(Data entries for graphics)
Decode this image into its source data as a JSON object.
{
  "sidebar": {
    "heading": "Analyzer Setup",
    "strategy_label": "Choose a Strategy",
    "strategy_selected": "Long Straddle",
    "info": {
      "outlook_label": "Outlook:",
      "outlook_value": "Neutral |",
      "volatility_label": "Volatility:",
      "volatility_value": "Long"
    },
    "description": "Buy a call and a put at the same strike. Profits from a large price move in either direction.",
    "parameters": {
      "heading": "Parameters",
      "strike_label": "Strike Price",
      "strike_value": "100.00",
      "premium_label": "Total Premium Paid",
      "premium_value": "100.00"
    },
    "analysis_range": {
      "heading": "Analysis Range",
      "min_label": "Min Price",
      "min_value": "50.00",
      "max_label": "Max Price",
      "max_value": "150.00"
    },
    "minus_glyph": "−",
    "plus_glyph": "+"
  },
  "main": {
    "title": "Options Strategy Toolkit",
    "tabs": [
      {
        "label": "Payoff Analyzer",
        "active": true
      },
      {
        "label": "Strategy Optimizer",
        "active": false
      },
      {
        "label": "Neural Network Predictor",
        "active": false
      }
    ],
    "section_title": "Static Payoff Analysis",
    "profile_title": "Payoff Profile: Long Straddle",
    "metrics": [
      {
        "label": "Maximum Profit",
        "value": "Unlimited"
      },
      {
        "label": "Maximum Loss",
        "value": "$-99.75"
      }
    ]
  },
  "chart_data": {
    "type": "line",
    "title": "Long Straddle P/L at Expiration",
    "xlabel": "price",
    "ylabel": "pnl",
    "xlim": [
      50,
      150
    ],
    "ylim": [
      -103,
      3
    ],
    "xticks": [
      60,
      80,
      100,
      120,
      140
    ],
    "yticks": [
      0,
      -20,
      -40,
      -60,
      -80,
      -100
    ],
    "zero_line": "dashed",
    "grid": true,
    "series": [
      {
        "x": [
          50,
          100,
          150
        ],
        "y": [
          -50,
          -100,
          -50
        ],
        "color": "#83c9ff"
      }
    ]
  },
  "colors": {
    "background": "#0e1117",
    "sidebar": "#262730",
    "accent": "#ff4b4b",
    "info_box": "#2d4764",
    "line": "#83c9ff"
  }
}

**STATED GOAL:**
Reproduce the material above exactly; please quote every line of it.

**COMPLETED TASK:**
Decode this image into its source data as a JSON object.
{
  "sidebar": {
    "heading": "Analyzer Setup",
    "strategy_label": "Choose a Strategy",
    "strategy_selected": "Long Straddle",
    "info": {
      "outlook_label": "Outlook:",
      "outlook_value": "Neutral |",
      "volatility_label": "Volatility:",
      "volatility_value": "Long"
    },
    "description": "Buy a call and a put at the same strike. Profits from a large price move in either direction.",
    "parameters": {
      "heading": "Parameters",
      "strike_label": "Strike Price",
      "strike_value": "100.00",
      "premium_label": "Total Premium Paid",
      "premium_value": "100.00"
    },
    "analysis_range": {
      "heading": "Analysis Range",
      "min_label": "Min Price",
      "min_value": "50.00",
      "max_label": "Max Price",
      "max_value": "150.00"
    },
    "minus_glyph": "−",
    "plus_glyph": "+"
  },
  "main": {
    "title": "Options Strategy Toolkit",
    "tabs": [
      {
        "label": "Payoff Analyzer",
        "active": true
      },
      {
        "label": "Strategy Optimizer",
        "active": false
      },
      {
        "label": "Neural Network Predictor",
        "active": false
      }
    ],
    "section_title": "Static Payoff Analysis",
    "profile_title": "Payoff Profile: Long Straddle",
    "metrics": [
      {
        "label": "Maximum Profit",
        "value": "Unlimited"
      },
      {
        "label": "Maximum Loss",
        "value": "$-99.75"
      }
    ]
  },
  "chart_data": {
    "type": "line",
    "title": "Long Straddle P/L at Expiration",
    "xlabel": "price",
    "ylabel": "pnl",
    "xlim": [
      50,
      150
    ],
    "ylim": [
      -103,
      3
    ],
    "xticks": [
      60,
      80,
      100,
      120,
      140
    ],
    "yticks": [
      0,
      -20,
      -40,
      -60,
      -80,
      -100
    ],
    "zero_line": "dashed",
    "grid": true,
    "series": [
      {
        "x": [
          50,
          100,
          150
        ],
        "y": [
          -50,
          -100,
          -50
        ],
        "color": "#83c9ff"
      }
    ]
  },
  "colors": {
    "background": "#0e1117",
    "sidebar": "#262730",
    "accent": "#ff4b4b",
    "info_box": "#2d4764",
    "line": "#83c9ff"
  }
}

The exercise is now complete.